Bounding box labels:

------------------------------------------------------------------------

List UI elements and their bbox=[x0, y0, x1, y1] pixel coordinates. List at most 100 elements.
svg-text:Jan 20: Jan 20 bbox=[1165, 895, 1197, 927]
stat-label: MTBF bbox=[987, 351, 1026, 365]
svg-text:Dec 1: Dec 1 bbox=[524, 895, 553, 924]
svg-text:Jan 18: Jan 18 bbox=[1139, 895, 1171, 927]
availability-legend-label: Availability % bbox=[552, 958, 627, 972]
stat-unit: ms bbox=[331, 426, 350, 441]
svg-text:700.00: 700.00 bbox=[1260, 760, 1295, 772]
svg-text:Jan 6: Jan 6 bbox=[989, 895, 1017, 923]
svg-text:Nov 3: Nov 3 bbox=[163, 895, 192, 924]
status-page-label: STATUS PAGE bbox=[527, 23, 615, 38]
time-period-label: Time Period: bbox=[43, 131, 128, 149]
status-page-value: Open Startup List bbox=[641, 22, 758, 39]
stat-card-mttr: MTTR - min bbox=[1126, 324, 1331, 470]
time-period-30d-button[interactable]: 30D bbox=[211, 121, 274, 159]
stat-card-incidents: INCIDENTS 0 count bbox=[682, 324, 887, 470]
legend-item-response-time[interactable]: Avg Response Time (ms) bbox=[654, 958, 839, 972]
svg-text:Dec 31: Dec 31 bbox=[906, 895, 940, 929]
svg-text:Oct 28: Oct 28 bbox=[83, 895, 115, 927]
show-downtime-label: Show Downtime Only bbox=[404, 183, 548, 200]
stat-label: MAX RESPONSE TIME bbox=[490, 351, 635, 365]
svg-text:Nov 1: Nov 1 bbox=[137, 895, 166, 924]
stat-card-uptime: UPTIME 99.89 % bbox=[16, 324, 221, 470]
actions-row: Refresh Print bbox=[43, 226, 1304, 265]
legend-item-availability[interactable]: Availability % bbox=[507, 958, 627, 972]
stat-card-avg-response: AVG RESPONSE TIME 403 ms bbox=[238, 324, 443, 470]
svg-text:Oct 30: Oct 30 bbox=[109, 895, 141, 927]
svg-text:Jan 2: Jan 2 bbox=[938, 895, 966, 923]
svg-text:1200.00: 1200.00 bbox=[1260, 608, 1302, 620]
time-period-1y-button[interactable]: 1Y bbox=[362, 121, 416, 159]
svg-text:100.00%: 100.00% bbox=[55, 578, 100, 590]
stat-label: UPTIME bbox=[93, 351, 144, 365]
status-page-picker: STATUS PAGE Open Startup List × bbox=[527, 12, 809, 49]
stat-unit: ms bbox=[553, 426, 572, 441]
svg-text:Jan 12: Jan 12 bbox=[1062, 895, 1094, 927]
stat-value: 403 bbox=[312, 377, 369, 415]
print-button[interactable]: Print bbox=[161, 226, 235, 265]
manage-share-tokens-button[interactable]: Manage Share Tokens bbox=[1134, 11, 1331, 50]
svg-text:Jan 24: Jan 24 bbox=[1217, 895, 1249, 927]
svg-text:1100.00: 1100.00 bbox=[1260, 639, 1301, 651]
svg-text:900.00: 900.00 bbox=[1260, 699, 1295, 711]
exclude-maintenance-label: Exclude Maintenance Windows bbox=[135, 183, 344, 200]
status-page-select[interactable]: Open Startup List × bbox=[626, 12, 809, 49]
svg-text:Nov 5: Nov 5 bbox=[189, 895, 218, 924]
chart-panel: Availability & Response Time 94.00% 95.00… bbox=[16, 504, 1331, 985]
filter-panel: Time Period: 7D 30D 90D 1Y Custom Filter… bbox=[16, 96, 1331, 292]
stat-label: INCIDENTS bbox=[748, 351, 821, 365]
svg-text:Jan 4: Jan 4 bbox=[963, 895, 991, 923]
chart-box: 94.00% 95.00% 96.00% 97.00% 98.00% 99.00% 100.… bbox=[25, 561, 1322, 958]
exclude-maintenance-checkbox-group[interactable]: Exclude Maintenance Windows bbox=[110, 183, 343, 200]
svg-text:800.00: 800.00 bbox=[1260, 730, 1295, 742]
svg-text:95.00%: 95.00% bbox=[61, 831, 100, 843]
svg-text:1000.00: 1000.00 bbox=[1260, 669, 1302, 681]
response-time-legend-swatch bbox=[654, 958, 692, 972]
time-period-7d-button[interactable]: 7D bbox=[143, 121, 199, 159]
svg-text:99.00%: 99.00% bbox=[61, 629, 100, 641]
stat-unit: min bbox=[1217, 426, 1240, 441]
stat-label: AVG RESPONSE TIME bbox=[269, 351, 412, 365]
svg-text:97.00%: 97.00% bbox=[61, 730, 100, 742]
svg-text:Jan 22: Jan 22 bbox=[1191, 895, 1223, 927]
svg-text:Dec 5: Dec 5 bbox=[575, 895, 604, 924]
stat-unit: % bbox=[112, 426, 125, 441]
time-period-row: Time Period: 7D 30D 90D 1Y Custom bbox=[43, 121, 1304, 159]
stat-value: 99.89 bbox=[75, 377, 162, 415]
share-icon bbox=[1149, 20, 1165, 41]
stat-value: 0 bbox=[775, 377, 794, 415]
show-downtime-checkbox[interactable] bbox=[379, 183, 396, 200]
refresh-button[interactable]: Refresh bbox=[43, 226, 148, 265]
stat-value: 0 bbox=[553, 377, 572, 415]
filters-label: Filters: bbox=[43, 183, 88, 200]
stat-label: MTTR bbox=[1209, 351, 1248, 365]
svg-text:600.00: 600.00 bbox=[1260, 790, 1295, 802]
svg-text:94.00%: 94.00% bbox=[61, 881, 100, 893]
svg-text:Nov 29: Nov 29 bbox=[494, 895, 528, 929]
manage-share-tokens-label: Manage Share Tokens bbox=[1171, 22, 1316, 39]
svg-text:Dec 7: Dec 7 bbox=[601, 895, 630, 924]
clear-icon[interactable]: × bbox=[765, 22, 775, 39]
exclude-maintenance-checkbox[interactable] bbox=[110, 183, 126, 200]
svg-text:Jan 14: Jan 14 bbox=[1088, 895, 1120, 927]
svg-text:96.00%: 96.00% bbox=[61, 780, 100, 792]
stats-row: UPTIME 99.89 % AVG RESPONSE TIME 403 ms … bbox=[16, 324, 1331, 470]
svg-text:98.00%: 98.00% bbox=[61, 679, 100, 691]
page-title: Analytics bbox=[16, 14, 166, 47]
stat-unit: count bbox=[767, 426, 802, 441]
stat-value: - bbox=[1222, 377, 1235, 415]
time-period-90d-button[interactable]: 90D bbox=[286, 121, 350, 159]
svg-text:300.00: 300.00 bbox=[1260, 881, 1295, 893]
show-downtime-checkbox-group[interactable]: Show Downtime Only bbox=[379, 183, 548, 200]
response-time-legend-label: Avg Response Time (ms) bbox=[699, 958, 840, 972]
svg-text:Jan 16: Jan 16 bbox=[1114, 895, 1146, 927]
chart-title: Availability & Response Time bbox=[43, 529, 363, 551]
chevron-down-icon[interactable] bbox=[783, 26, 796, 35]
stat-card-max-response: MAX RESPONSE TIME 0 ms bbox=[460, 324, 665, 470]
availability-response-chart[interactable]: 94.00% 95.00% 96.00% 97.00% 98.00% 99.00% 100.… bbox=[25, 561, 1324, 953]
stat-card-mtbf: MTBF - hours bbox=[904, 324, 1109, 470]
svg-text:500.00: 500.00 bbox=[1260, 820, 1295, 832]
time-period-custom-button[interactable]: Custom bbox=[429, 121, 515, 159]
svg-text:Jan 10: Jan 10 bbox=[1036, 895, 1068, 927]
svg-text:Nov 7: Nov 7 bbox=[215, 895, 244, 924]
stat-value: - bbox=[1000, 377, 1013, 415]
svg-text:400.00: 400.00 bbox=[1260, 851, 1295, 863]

------------------------------------------------------------------------

▸ What to produce
Retype the lines from the start of the records through the line with "svg-text:Jan 6: Jan", both included.

▸ Correct result
List UI elements and their bbox=[x0, y0, x1, y1] pixel coordinates. List at most 100 elements.
svg-text:Jan 20: Jan 20 bbox=[1165, 895, 1197, 927]
stat-label: MTBF bbox=[987, 351, 1026, 365]
svg-text:Dec 1: Dec 1 bbox=[524, 895, 553, 924]
svg-text:Jan 18: Jan 18 bbox=[1139, 895, 1171, 927]
availability-legend-label: Availability % bbox=[552, 958, 627, 972]
stat-unit: ms bbox=[331, 426, 350, 441]
svg-text:700.00: 700.00 bbox=[1260, 760, 1295, 772]
svg-text:Jan 6: Jan 6 bbox=[989, 895, 1017, 923]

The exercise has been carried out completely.